> **Problem details**:
Reproduce every row below character for character, in the same order and with the same line breaks.

___ Exercise data

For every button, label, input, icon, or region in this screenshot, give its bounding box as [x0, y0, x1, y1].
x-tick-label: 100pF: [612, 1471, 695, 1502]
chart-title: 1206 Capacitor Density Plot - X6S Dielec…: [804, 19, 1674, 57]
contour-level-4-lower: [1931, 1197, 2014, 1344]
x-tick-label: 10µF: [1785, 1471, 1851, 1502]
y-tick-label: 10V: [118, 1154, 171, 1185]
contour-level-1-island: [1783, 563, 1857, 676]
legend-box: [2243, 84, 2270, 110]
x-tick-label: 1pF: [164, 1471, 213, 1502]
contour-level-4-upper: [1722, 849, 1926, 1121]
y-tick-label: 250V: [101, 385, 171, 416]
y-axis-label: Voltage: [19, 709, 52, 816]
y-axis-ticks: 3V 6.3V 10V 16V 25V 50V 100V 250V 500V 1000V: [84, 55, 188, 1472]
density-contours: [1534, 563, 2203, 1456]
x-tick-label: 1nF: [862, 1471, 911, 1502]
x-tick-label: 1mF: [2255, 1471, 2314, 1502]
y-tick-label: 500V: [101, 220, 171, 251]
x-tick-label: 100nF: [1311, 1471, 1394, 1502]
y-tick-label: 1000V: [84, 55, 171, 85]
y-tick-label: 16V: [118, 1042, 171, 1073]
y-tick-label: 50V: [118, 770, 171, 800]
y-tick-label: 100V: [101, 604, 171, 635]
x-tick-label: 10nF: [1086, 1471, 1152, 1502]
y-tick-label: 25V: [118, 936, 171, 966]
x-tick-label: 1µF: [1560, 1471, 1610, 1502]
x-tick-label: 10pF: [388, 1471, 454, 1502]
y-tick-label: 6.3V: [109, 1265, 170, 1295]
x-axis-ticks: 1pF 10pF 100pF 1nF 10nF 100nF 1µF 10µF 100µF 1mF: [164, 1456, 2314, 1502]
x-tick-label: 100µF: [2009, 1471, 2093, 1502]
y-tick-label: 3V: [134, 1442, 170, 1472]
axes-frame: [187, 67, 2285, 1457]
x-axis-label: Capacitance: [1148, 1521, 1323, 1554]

______

> **Answer in full**:
For every button, label, input, icon, or region in this screenshot, give its bounding box as [x0, y0, x1, y1].
x-tick-label: 100pF: [612, 1471, 695, 1502]
chart-title: 1206 Capacitor Density Plot - X6S Dielec…: [804, 19, 1674, 57]
contour-level-4-lower: [1931, 1197, 2014, 1344]
x-tick-label: 10µF: [1785, 1471, 1851, 1502]
y-tick-label: 10V: [118, 1154, 171, 1185]
contour-level-1-island: [1783, 563, 1857, 676]
legend-box: [2243, 84, 2270, 110]
x-tick-label: 1pF: [164, 1471, 213, 1502]
contour-level-4-upper: [1722, 849, 1926, 1121]
y-tick-label: 250V: [101, 385, 171, 416]
y-axis-label: Voltage: [19, 709, 52, 816]
y-axis-ticks: 3V 6.3V 10V 16V 25V 50V 100V 250V 500V 1000V: [84, 55, 188, 1472]
density-contours: [1534, 563, 2203, 1456]
x-tick-label: 1nF: [862, 1471, 911, 1502]
x-tick-label: 1mF: [2255, 1471, 2314, 1502]
y-tick-label: 500V: [101, 220, 171, 251]
x-tick-label: 100nF: [1311, 1471, 1394, 1502]
y-tick-label: 1000V: [84, 55, 171, 85]
y-tick-label: 16V: [118, 1042, 171, 1073]
y-tick-label: 50V: [118, 770, 171, 800]
y-tick-label: 100V: [101, 604, 171, 635]
x-tick-label: 10nF: [1086, 1471, 1152, 1502]
y-tick-label: 25V: [118, 936, 171, 966]
x-tick-label: 1µF: [1560, 1471, 1610, 1502]
x-tick-label: 10pF: [388, 1471, 454, 1502]
y-tick-label: 6.3V: [109, 1265, 170, 1295]
x-axis-ticks: 1pF 10pF 100pF 1nF 10nF 100nF 1µF 10µF 100µF 1mF: [164, 1456, 2314, 1502]
x-tick-label: 100µF: [2009, 1471, 2093, 1502]
y-tick-label: 3V: [134, 1442, 170, 1472]
axes-frame: [187, 67, 2285, 1457]
x-axis-label: Capacitance: [1148, 1521, 1323, 1554]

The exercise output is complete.